### WORK TO BE COMPLETED
Extract each line holding the word "мировых" from the entries.
## begin MATERIAL PROVIDED
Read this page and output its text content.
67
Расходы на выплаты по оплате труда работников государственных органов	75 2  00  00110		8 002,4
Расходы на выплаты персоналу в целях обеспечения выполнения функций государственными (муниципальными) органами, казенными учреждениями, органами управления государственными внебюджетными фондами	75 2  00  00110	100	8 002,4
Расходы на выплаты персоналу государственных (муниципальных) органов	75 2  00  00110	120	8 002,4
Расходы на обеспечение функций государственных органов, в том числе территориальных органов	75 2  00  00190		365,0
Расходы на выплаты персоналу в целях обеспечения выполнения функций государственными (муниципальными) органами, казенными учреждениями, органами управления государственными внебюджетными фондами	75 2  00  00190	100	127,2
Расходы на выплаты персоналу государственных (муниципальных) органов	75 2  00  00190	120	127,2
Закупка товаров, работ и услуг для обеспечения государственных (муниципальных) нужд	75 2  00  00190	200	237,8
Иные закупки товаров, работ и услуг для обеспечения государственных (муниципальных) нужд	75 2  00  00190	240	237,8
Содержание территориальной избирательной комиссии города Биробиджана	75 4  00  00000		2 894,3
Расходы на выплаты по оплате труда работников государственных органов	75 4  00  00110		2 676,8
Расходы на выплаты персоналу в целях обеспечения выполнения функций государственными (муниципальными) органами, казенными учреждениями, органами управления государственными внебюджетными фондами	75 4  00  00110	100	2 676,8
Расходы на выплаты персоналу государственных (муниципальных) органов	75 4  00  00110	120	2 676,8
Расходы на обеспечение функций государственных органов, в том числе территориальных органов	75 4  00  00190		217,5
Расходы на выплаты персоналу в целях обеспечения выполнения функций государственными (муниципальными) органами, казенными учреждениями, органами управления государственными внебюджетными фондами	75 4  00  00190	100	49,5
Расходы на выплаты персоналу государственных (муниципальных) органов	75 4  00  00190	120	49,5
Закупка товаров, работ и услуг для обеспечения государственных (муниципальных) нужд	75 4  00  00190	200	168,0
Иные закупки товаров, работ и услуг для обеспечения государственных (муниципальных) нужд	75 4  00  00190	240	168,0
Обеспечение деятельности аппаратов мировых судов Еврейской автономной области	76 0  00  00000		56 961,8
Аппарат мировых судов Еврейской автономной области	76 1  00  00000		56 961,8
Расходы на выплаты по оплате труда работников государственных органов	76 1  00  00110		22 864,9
## end MATERIAL PROVIDED
### EXERCISE OUTPUT
Обеспечение деятельности аппаратов мировых судов Еврейской автономной области	76 0  00  00000		56 961,8
Аппарат мировых судов Еврейской автономной области	76 1  00  00000		56 961,8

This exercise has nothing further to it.